### THE EXERCISE
Here are records with pictures in them. Copy all of them exactly and leave the pictures out.

Data records
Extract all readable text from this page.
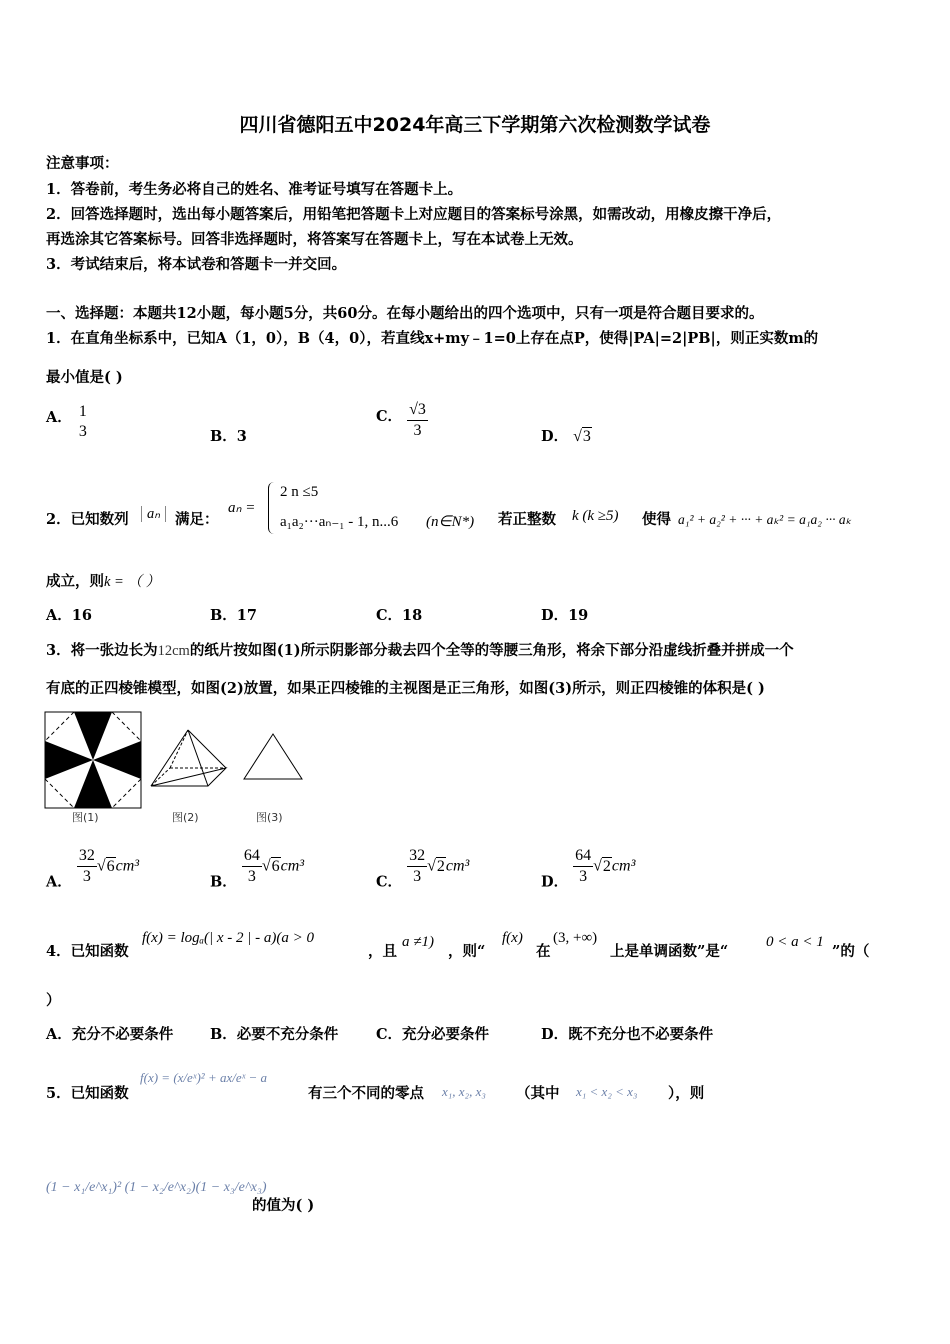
四川省德阳五中2024年高三下学期第六次检测数学试卷
注意事项：
1．答卷前，考生务必将自己的姓名、准考证号填写在答题卡上。
2．回答选择题时，选出每小题答案后，用铅笔把答题卡上对应题目的答案标号涂黑，如需改动，用橡皮擦干净后，
再选涂其它答案标号。回答非选择题时，将答案写在答题卡上，写在本试卷上无效。
3．考试结束后，将本试卷和答题卡一并交回。
一、选择题：本题共12小题，每小题5分，共60分。在每小题给出的四个选项中，只有一项是符合题目要求的。
1．在直角坐标系中，已知A（1，0），B（4，0），若直线x+my﹣1=0上存在点P，使得|PA|=2|PB|，则正实数m的
最小值是( )
A． 1
3	B．3
C． $\frac{√3}{3}$	D． √3
2．已知数列	aₙ	满足：
aₙ =
2 n ≤5
a₁a₂···aₙ₋₁ - 1, n...6 (n∈N*) 若正整数 k (k ≥5) 使得 a₁² + a₂² + ··· + aₖ² = a₁a₂ ··· aₖ
成立，则k = （ ）
A．16	B．17	C．18	D．19
3．将一张边长为12cm的纸片按如图(1)所示阴影部分裁去四个全等的等腰三角形，将余下部分沿虚线折叠并拼成一个
有底的正四棱锥模型，如图(2)放置，如果正四棱锥的主视图是正三角形，如图(3)所示，则正四棱锥的体积是( )
图(1)	图(2)	图(3)
A． $\frac{32}{3} √6cm^3$
B． $\frac{64}{3} √6cm^3$
C． $\frac{32}{3} √2cm^3$
D． $\frac{64}{3} √2cm^3$
4．已知函数
f(x) = logₐ(| x - 2 | - a)(a > 0
，且
a ≠1)
，则“
f(x)
在
(3, +∞)
上是单调函数”是“
0 < a < 1
”的（
）
A．充分不必要条件	B．必要不充分条件	C．充分必要条件	D．既不充分也不必要条件
5．已知函数
f(x) = (x/eˣ)² + ax/eˣ − a
有三个不同的零点 x₁, x₂, x₃ （其中 x₁ < x₂ < x₃ ），则
(1 − x₁/e^x₁)² (1 − x₂/e^x₂)(1 − x₃/e^x₃)
的值为( )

### WRITTEN SOLUTION
Extract all readable text from this page.
四川省德阳五中2024年高三下学期第六次检测数学试卷
注意事项：
1．答卷前，考生务必将自己的姓名、准考证号填写在答题卡上。
2．回答选择题时，选出每小题答案后，用铅笔把答题卡上对应题目的答案标号涂黑，如需改动，用橡皮擦干净后，
再选涂其它答案标号。回答非选择题时，将答案写在答题卡上，写在本试卷上无效。
3．考试结束后，将本试卷和答题卡一并交回。
一、选择题：本题共12小题，每小题5分，共60分。在每小题给出的四个选项中，只有一项是符合题目要求的。
1．在直角坐标系中，已知A（1，0），B（4，0），若直线x+my﹣1=0上存在点P，使得|PA|=2|PB|，则正实数m的
最小值是( )
A． 1
3	B．3
C． $\frac{√3}{3}$	D． √3
2．已知数列	aₙ	满足：
aₙ =
2 n ≤5
a₁a₂···aₙ₋₁ - 1, n...6 (n∈N*) 若正整数 k (k ≥5) 使得 a₁² + a₂² + ··· + aₖ² = a₁a₂ ··· aₖ
成立，则k = （ ）
A．16	B．17	C．18	D．19
3．将一张边长为12cm的纸片按如图(1)所示阴影部分裁去四个全等的等腰三角形，将余下部分沿虚线折叠并拼成一个
有底的正四棱锥模型，如图(2)放置，如果正四棱锥的主视图是正三角形，如图(3)所示，则正四棱锥的体积是( )
图(1)	图(2)	图(3)
A． $\frac{32}{3} √6cm^3$
B． $\frac{64}{3} √6cm^3$
C． $\frac{32}{3} √2cm^3$
D． $\frac{64}{3} √2cm^3$
4．已知函数
f(x) = logₐ(| x - 2 | - a)(a > 0
，且
a ≠1)
，则“
f(x)
在
(3, +∞)
上是单调函数”是“
0 < a < 1
”的（
）
A．充分不必要条件	B．必要不充分条件	C．充分必要条件	D．既不充分也不必要条件
5．已知函数
f(x) = (x/eˣ)² + ax/eˣ − a
有三个不同的零点 x₁, x₂, x₃ （其中 x₁ < x₂ < x₃ ），则
(1 − x₁/e^x₁)² (1 − x₂/e^x₂)(1 − x₃/e^x₃)
的值为( )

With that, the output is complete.